BEGIN

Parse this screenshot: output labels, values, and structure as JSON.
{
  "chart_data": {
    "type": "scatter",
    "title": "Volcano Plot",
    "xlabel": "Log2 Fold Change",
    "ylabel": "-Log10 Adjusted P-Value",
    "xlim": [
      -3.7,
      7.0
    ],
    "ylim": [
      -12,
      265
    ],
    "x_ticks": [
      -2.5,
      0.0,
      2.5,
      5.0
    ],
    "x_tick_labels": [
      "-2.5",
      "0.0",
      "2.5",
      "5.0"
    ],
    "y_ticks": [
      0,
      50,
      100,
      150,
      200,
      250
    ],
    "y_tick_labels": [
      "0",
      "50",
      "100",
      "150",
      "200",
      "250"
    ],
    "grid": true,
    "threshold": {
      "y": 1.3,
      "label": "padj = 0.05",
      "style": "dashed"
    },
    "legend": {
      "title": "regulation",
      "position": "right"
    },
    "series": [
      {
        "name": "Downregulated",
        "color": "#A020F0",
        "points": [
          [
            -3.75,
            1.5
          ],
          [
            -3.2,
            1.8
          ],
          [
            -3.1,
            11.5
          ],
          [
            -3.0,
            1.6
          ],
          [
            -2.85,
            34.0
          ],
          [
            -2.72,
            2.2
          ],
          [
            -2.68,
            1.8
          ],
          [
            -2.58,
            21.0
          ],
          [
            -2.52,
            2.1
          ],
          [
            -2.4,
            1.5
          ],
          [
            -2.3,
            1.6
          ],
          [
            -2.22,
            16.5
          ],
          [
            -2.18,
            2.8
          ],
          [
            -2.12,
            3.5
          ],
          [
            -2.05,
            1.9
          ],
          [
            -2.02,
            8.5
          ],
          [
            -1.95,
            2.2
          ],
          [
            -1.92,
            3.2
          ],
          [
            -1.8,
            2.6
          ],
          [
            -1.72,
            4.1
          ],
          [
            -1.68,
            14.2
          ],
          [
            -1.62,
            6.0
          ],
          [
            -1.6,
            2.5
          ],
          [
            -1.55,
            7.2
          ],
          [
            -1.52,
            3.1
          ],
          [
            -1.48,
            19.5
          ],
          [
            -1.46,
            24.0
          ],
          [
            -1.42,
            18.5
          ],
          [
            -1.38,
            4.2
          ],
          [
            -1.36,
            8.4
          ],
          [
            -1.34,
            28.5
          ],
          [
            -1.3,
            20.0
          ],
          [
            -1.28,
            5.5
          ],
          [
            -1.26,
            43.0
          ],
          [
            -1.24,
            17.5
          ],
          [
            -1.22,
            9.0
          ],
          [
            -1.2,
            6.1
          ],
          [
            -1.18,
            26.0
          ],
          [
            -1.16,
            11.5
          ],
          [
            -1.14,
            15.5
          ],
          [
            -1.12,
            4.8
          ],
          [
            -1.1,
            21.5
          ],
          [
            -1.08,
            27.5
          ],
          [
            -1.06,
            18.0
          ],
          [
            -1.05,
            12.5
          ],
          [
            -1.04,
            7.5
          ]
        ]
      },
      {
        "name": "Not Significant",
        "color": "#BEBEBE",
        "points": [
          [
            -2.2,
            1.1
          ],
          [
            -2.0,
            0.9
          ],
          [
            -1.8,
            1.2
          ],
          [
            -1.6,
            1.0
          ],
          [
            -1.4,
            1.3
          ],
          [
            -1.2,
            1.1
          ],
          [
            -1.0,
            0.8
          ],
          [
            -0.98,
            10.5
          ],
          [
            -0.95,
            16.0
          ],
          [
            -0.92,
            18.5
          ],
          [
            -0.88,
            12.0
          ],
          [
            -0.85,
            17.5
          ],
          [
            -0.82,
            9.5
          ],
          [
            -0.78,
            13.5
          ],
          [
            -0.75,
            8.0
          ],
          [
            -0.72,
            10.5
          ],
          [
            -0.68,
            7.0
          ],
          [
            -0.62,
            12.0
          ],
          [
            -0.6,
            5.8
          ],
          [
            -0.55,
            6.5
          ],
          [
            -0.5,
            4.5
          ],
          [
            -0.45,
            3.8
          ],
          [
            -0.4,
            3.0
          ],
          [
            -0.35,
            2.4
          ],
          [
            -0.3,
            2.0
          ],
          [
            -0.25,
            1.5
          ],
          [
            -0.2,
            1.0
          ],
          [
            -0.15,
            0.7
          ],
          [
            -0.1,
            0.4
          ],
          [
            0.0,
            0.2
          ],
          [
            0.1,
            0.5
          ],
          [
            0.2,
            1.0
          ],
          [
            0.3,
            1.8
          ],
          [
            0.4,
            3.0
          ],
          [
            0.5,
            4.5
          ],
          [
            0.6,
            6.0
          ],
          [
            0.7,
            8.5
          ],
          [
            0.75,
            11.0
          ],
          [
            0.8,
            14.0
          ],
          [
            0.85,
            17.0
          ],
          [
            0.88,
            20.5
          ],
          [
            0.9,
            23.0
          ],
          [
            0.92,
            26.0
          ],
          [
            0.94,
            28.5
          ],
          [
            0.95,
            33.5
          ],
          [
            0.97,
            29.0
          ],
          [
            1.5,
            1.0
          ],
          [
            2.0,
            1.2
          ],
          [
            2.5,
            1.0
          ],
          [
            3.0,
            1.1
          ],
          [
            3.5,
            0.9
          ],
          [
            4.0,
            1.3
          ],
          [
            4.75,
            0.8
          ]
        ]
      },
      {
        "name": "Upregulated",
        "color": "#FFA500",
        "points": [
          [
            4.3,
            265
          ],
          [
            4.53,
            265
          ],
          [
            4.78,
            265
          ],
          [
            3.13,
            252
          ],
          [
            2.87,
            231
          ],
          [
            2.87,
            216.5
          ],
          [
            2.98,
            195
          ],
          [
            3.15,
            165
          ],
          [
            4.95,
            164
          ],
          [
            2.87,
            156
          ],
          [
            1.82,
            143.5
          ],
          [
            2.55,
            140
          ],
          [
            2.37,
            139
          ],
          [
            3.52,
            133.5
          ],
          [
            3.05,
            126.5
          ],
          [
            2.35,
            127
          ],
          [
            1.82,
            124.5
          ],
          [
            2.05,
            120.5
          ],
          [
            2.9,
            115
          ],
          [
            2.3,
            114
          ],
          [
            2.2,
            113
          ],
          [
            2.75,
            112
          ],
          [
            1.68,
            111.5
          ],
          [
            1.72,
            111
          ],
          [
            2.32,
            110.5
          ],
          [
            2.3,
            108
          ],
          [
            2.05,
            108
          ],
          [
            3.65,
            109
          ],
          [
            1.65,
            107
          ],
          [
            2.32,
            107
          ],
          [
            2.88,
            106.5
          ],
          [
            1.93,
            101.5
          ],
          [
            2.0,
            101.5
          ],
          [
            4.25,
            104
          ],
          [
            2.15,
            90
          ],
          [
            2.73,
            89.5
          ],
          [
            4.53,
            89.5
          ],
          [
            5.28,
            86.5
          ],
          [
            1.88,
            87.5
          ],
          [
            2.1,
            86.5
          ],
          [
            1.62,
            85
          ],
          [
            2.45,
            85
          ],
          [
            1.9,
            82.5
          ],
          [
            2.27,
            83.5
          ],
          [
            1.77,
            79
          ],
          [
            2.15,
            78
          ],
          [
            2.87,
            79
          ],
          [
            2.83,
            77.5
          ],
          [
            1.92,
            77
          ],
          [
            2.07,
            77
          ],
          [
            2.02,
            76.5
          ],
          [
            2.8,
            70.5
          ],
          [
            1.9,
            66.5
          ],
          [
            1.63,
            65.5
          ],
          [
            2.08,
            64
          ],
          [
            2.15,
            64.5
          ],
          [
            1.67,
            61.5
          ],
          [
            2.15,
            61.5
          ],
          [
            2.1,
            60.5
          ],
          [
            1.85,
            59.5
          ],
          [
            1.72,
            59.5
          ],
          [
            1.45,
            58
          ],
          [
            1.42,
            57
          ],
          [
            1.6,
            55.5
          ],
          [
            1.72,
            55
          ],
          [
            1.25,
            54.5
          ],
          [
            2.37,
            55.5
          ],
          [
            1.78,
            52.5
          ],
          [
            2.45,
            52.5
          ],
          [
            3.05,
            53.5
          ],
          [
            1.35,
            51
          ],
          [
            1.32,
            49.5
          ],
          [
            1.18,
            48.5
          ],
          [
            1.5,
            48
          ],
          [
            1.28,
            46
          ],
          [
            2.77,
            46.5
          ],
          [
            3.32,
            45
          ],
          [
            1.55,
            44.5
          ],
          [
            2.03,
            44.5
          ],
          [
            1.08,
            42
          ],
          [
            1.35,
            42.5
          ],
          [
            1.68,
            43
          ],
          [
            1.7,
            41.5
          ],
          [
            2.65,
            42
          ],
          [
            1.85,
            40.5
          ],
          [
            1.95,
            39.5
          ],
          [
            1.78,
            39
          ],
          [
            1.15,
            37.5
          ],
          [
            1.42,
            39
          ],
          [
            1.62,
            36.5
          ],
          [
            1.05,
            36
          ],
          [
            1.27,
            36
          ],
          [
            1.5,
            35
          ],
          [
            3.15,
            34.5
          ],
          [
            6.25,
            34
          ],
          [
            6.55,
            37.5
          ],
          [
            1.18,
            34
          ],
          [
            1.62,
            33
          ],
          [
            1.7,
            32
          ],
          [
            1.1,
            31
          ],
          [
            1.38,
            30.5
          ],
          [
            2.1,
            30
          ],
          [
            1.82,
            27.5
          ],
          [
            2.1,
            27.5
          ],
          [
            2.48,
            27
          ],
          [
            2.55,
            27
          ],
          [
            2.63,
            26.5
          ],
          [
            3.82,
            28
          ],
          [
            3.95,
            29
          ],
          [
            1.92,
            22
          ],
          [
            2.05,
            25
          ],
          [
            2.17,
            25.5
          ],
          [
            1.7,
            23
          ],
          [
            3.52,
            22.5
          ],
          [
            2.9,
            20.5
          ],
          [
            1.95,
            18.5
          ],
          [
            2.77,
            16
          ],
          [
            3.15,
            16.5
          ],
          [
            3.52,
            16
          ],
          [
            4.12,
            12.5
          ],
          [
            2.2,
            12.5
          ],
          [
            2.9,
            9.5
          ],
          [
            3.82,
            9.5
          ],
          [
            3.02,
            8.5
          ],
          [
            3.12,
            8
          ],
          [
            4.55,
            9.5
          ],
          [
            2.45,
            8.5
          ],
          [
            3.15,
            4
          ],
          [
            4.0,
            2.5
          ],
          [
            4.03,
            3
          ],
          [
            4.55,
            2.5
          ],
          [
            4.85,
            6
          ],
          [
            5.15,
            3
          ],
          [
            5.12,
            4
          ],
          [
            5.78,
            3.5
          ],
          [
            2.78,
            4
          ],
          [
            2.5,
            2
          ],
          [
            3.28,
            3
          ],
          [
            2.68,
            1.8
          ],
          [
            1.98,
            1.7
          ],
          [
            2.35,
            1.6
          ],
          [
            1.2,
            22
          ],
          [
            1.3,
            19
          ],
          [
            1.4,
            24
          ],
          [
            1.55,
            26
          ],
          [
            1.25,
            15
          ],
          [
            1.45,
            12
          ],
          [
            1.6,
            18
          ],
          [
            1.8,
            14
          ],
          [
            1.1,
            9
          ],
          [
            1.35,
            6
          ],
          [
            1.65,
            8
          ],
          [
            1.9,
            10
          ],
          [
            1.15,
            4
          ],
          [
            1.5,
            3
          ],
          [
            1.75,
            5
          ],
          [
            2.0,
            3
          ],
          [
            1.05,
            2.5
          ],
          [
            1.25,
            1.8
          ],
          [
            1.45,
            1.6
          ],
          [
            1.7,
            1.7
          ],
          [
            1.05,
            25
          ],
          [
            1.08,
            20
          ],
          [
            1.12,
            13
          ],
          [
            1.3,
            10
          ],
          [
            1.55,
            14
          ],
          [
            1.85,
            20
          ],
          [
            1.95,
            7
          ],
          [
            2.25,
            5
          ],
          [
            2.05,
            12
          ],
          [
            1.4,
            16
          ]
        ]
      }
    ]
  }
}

END

▶ **Problem details**
Search the preceding listing for the word "name" and pull out every line that holds it.

▶ **Written response**
        "name": "Downregulated",
        "name": "Not Significant",
        "name": "Upregulated",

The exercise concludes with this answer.